_EXERCISE DIRECTIONS_
Find and copy every line in the records that includes the string "http".

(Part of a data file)

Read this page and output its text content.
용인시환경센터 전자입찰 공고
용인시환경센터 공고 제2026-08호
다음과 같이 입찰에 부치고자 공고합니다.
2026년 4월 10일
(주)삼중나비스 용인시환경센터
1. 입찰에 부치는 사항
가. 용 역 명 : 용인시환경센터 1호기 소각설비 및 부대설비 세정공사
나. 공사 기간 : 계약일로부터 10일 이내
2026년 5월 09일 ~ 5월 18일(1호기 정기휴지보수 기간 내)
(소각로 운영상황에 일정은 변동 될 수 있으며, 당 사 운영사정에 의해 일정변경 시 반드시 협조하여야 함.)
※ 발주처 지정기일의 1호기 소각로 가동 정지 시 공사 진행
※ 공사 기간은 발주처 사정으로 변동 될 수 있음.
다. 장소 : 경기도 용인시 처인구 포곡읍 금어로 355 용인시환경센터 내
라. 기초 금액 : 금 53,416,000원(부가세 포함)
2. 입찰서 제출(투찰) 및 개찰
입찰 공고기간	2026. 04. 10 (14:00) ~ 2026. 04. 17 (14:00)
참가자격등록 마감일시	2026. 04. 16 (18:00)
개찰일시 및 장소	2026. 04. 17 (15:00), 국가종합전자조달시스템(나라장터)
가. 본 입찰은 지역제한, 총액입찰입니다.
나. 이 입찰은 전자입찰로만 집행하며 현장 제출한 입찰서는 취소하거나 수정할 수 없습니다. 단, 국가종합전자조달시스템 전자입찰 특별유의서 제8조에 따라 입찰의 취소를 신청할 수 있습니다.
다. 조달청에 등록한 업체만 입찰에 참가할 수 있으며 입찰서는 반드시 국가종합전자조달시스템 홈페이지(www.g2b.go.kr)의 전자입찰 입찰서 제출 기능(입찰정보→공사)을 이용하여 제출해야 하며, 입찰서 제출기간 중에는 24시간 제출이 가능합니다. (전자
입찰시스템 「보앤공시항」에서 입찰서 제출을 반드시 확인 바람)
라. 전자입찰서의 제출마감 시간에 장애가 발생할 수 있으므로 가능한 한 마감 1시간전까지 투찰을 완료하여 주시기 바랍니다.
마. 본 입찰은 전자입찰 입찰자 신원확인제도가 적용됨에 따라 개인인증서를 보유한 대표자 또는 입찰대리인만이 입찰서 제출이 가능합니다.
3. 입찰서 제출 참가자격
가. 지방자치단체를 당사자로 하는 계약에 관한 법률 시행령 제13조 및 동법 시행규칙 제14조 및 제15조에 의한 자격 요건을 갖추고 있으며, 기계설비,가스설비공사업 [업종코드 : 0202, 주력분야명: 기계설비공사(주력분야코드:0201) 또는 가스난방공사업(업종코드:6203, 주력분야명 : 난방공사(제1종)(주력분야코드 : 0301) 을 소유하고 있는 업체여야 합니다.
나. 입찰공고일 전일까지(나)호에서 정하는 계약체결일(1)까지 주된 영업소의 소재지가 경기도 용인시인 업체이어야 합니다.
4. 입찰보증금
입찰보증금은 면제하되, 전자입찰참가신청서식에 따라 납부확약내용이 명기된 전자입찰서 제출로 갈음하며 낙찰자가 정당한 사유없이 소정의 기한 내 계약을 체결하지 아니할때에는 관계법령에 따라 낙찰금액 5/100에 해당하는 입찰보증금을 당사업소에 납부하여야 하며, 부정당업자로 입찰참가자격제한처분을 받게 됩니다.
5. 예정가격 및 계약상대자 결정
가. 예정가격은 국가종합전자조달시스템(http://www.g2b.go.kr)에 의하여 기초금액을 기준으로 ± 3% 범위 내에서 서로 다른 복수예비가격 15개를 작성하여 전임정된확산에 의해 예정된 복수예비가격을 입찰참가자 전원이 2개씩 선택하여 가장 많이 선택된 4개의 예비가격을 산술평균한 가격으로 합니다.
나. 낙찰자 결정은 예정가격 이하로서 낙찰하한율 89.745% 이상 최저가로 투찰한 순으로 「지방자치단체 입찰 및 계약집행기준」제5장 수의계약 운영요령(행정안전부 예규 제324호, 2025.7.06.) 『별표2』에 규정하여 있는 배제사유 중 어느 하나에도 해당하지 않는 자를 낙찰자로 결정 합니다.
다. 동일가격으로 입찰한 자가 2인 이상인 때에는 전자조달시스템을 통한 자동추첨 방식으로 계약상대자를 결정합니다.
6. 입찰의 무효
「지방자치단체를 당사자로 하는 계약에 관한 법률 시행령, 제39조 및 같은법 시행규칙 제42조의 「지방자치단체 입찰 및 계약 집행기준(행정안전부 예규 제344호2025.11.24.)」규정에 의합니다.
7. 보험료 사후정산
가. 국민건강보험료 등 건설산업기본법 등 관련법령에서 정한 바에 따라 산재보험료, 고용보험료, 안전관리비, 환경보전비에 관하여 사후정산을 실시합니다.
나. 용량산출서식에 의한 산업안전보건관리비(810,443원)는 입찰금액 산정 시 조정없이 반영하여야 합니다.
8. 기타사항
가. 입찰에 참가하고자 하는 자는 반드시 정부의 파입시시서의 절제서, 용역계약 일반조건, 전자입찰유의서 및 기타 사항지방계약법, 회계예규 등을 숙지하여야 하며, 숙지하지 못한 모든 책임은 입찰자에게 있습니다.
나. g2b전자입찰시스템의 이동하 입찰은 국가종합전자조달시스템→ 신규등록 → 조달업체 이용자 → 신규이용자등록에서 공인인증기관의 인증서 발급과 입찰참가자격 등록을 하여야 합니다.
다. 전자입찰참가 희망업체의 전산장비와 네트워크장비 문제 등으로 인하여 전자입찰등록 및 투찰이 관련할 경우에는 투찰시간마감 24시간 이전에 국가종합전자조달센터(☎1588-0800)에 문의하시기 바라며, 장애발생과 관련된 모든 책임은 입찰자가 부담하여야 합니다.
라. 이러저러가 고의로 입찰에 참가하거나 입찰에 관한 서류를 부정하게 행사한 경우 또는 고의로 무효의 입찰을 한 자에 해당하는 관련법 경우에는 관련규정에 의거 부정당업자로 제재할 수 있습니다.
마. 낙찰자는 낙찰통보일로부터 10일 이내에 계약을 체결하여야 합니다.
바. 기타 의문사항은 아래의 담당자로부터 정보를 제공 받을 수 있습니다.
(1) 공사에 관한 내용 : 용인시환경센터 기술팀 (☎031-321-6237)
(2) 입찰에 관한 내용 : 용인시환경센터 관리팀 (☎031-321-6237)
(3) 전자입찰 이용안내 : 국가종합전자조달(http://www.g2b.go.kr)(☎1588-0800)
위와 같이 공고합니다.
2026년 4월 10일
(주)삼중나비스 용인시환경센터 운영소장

_WORKED SOLUTION_
가. 예정가격은 국가종합전자조달시스템(http://www.g2b.go.kr)에 의하여 기초금액을 기준으로 ± 3% 범위 내에서 서로 다른 복수예비가격 15개를 작성하여 전임정된확산에 의해 예정된 복수예비가격을 입찰참가자 전원이 2개씩 선택하여 가장 많이 선택된 4개의 예비가격을 산술평균한 가격으로 합니다.
(3) 전자입찰 이용안내 : 국가종합전자조달(http://www.g2b.go.kr)(☎1588-0800)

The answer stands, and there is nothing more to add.